#### [Set problem]
Every entry that follows needs to be repeated exactly.

>> Begin Exercise materials

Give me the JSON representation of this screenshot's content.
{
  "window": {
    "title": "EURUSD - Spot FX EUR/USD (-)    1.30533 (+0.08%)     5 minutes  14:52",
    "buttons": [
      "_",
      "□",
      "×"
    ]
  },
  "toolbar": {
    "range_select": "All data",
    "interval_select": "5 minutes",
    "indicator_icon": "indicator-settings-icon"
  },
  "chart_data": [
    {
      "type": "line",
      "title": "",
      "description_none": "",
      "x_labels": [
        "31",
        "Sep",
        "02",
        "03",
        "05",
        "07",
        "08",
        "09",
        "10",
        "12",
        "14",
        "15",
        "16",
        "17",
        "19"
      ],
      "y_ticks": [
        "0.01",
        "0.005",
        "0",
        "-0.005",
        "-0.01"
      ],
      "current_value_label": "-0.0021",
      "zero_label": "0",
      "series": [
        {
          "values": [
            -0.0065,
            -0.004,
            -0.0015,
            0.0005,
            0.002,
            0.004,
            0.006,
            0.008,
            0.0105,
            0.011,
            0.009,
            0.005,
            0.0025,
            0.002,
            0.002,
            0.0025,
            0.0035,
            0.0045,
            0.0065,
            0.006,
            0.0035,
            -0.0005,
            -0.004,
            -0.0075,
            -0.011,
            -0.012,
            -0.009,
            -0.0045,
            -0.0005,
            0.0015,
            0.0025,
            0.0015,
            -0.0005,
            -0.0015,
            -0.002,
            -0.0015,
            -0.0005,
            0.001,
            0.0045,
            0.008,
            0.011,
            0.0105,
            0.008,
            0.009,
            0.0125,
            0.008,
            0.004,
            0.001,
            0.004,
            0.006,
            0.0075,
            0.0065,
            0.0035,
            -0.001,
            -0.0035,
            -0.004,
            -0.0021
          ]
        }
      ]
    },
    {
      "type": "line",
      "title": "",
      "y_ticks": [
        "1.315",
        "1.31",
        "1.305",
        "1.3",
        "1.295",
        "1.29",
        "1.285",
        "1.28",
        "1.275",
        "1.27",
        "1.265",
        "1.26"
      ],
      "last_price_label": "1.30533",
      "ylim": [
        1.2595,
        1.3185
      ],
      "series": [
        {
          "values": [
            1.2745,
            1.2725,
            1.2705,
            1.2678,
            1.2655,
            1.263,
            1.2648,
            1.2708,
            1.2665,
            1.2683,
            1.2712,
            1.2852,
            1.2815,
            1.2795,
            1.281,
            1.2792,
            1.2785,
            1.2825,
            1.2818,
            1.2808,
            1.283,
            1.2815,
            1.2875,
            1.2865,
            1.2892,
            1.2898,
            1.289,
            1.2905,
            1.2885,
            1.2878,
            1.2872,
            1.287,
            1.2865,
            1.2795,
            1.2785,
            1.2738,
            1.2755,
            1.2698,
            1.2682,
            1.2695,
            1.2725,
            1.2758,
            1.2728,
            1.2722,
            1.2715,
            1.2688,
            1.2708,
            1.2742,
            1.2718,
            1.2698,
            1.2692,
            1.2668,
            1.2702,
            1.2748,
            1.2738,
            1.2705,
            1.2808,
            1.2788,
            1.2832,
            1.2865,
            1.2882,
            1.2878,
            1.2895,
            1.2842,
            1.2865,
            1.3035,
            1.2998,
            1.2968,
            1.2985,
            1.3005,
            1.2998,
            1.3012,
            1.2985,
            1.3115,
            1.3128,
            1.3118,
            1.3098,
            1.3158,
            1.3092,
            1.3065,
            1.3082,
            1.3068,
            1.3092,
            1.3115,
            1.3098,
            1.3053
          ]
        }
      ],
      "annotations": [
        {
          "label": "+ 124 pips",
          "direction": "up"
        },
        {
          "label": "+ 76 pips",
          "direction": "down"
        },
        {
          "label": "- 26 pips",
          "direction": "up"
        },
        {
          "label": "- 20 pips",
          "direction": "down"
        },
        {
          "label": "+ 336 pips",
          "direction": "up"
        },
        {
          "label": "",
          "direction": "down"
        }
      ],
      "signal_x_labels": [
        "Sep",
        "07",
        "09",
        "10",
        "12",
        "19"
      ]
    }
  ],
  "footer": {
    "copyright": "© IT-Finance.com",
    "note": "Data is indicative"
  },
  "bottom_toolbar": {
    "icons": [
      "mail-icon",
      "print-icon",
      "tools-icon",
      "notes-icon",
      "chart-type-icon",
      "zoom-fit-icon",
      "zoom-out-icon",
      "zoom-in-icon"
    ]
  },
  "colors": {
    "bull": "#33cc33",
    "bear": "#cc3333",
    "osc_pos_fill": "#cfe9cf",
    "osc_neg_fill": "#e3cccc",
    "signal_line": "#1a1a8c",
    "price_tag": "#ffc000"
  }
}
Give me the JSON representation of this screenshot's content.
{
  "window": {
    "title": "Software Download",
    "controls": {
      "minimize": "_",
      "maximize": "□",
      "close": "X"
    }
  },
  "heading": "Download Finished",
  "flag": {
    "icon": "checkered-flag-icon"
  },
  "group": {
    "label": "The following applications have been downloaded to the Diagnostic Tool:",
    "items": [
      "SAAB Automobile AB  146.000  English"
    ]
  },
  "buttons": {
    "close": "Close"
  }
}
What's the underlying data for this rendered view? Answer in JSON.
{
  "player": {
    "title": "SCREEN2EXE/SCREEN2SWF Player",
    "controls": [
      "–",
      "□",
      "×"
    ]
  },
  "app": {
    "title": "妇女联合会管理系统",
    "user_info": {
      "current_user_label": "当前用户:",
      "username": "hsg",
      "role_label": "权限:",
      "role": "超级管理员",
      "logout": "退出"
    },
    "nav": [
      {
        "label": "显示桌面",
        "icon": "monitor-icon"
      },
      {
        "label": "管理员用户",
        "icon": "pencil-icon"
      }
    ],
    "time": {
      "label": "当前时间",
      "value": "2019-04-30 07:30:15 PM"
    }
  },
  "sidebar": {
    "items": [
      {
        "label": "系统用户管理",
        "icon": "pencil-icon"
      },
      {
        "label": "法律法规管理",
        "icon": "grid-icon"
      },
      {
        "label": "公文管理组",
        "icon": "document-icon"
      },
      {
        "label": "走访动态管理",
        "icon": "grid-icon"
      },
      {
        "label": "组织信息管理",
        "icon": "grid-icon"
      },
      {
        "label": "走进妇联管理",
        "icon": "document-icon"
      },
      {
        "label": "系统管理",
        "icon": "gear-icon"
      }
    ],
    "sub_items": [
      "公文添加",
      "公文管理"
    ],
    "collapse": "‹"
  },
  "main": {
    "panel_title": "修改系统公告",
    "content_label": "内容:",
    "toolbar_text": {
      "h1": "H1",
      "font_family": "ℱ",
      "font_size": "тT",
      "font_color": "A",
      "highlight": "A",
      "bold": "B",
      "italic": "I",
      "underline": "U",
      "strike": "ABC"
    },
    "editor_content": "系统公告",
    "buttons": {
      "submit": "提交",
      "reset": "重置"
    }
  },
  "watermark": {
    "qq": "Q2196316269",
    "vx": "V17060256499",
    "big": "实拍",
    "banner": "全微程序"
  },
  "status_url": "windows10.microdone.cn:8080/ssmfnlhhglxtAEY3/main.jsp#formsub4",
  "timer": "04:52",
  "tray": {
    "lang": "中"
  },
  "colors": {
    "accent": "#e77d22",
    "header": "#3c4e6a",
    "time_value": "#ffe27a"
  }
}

>> End Exercise materials

#### [Output of the exercise]
Give me the JSON representation of this screenshot's content.
{
  "window": {
    "title": "EURUSD - Spot FX EUR/USD (-)    1.30533 (+0.08%)     5 minutes  14:52",
    "buttons": [
      "_",
      "□",
      "×"
    ]
  },
  "toolbar": {
    "range_select": "All data",
    "interval_select": "5 minutes",
    "indicator_icon": "indicator-settings-icon"
  },
  "chart_data": [
    {
      "type": "line",
      "title": "",
      "description_none": "",
      "x_labels": [
        "31",
        "Sep",
        "02",
        "03",
        "05",
        "07",
        "08",
        "09",
        "10",
        "12",
        "14",
        "15",
        "16",
        "17",
        "19"
      ],
      "y_ticks": [
        "0.01",
        "0.005",
        "0",
        "-0.005",
        "-0.01"
      ],
      "current_value_label": "-0.0021",
      "zero_label": "0",
      "series": [
        {
          "values": [
            -0.0065,
            -0.004,
            -0.0015,
            0.0005,
            0.002,
            0.004,
            0.006,
            0.008,
            0.0105,
            0.011,
            0.009,
            0.005,
            0.0025,
            0.002,
            0.002,
            0.0025,
            0.0035,
            0.0045,
            0.0065,
            0.006,
            0.0035,
            -0.0005,
            -0.004,
            -0.0075,
            -0.011,
            -0.012,
            -0.009,
            -0.0045,
            -0.0005,
            0.0015,
            0.0025,
            0.0015,
            -0.0005,
            -0.0015,
            -0.002,
            -0.0015,
            -0.0005,
            0.001,
            0.0045,
            0.008,
            0.011,
            0.0105,
            0.008,
            0.009,
            0.0125,
            0.008,
            0.004,
            0.001,
            0.004,
            0.006,
            0.0075,
            0.0065,
            0.0035,
            -0.001,
            -0.0035,
            -0.004,
            -0.0021
          ]
        }
      ]
    },
    {
      "type": "line",
      "title": "",
      "y_ticks": [
        "1.315",
        "1.31",
        "1.305",
        "1.3",
        "1.295",
        "1.29",
        "1.285",
        "1.28",
        "1.275",
        "1.27",
        "1.265",
        "1.26"
      ],
      "last_price_label": "1.30533",
      "ylim": [
        1.2595,
        1.3185
      ],
      "series": [
        {
          "values": [
            1.2745,
            1.2725,
            1.2705,
            1.2678,
            1.2655,
            1.263,
            1.2648,
            1.2708,
            1.2665,
            1.2683,
            1.2712,
            1.2852,
            1.2815,
            1.2795,
            1.281,
            1.2792,
            1.2785,
            1.2825,
            1.2818,
            1.2808,
            1.283,
            1.2815,
            1.2875,
            1.2865,
            1.2892,
            1.2898,
            1.289,
            1.2905,
            1.2885,
            1.2878,
            1.2872,
            1.287,
            1.2865,
            1.2795,
            1.2785,
            1.2738,
            1.2755,
            1.2698,
            1.2682,
            1.2695,
            1.2725,
            1.2758,
            1.2728,
            1.2722,
            1.2715,
            1.2688,
            1.2708,
            1.2742,
            1.2718,
            1.2698,
            1.2692,
            1.2668,
            1.2702,
            1.2748,
            1.2738,
            1.2705,
            1.2808,
            1.2788,
            1.2832,
            1.2865,
            1.2882,
            1.2878,
            1.2895,
            1.2842,
            1.2865,
            1.3035,
            1.2998,
            1.2968,
            1.2985,
            1.3005,
            1.2998,
            1.3012,
            1.2985,
            1.3115,
            1.3128,
            1.3118,
            1.3098,
            1.3158,
            1.3092,
            1.3065,
            1.3082,
            1.3068,
            1.3092,
            1.3115,
            1.3098,
            1.3053
          ]
        }
      ],
      "annotations": [
        {
          "label": "+ 124 pips",
          "direction": "up"
        },
        {
          "label": "+ 76 pips",
          "direction": "down"
        },
        {
          "label": "- 26 pips",
          "direction": "up"
        },
        {
          "label": "- 20 pips",
          "direction": "down"
        },
        {
          "label": "+ 336 pips",
          "direction": "up"
        },
        {
          "label": "",
          "direction": "down"
        }
      ],
      "signal_x_labels": [
        "Sep",
        "07",
        "09",
        "10",
        "12",
        "19"
      ]
    }
  ],
  "footer": {
    "copyright": "© IT-Finance.com",
    "note": "Data is indicative"
  },
  "bottom_toolbar": {
    "icons": [
      "mail-icon",
      "print-icon",
      "tools-icon",
      "notes-icon",
      "chart-type-icon",
      "zoom-fit-icon",
      "zoom-out-icon",
      "zoom-in-icon"
    ]
  },
  "colors": {
    "bull": "#33cc33",
    "bear": "#cc3333",
    "osc_pos_fill": "#cfe9cf",
    "osc_neg_fill": "#e3cccc",
    "signal_line": "#1a1a8c",
    "price_tag": "#ffc000"
  }
}
Give me the JSON representation of this screenshot's content.
{
  "window": {
    "title": "Software Download",
    "controls": {
      "minimize": "_",
      "maximize": "□",
      "close": "X"
    }
  },
  "heading": "Download Finished",
  "flag": {
    "icon": "checkered-flag-icon"
  },
  "group": {
    "label": "The following applications have been downloaded to the Diagnostic Tool:",
    "items": [
      "SAAB Automobile AB  146.000  English"
    ]
  },
  "buttons": {
    "close": "Close"
  }
}
What's the underlying data for this rendered view? Answer in JSON.
{
  "player": {
    "title": "SCREEN2EXE/SCREEN2SWF Player",
    "controls": [
      "–",
      "□",
      "×"
    ]
  },
  "app": {
    "title": "妇女联合会管理系统",
    "user_info": {
      "current_user_label": "当前用户:",
      "username": "hsg",
      "role_label": "权限:",
      "role": "超级管理员",
      "logout": "退出"
    },
    "nav": [
      {
        "label": "显示桌面",
        "icon": "monitor-icon"
      },
      {
        "label": "管理员用户",
        "icon": "pencil-icon"
      }
    ],
    "time": {
      "label": "当前时间",
      "value": "2019-04-30 07:30:15 PM"
    }
  },
  "sidebar": {
    "items": [
      {
        "label": "系统用户管理",
        "icon": "pencil-icon"
      },
      {
        "label": "法律法规管理",
        "icon": "grid-icon"
      },
      {
        "label": "公文管理组",
        "icon": "document-icon"
      },
      {
        "label": "走访动态管理",
        "icon": "grid-icon"
      },
      {
        "label": "组织信息管理",
        "icon": "grid-icon"
      },
      {
        "label": "走进妇联管理",
        "icon": "document-icon"
      },
      {
        "label": "系统管理",
        "icon": "gear-icon"
      }
    ],
    "sub_items": [
      "公文添加",
      "公文管理"
    ],
    "collapse": "‹"
  },
  "main": {
    "panel_title": "修改系统公告",
    "content_label": "内容:",
    "toolbar_text": {
      "h1": "H1",
      "font_family": "ℱ",
      "font_size": "тT",
      "font_color": "A",
      "highlight": "A",
      "bold": "B",
      "italic": "I",
      "underline": "U",
      "strike": "ABC"
    },
    "editor_content": "系统公告",
    "buttons": {
      "submit": "提交",
      "reset": "重置"
    }
  },
  "watermark": {
    "qq": "Q2196316269",
    "vx": "V17060256499",
    "big": "实拍",
    "banner": "全微程序"
  },
  "status_url": "windows10.microdone.cn:8080/ssmfnlhhglxtAEY3/main.jsp#formsub4",
  "timer": "04:52",
  "tray": {
    "lang": "中"
  },
  "colors": {
    "accent": "#e77d22",
    "header": "#3c4e6a",
    "time_value": "#ffe27a"
  }
}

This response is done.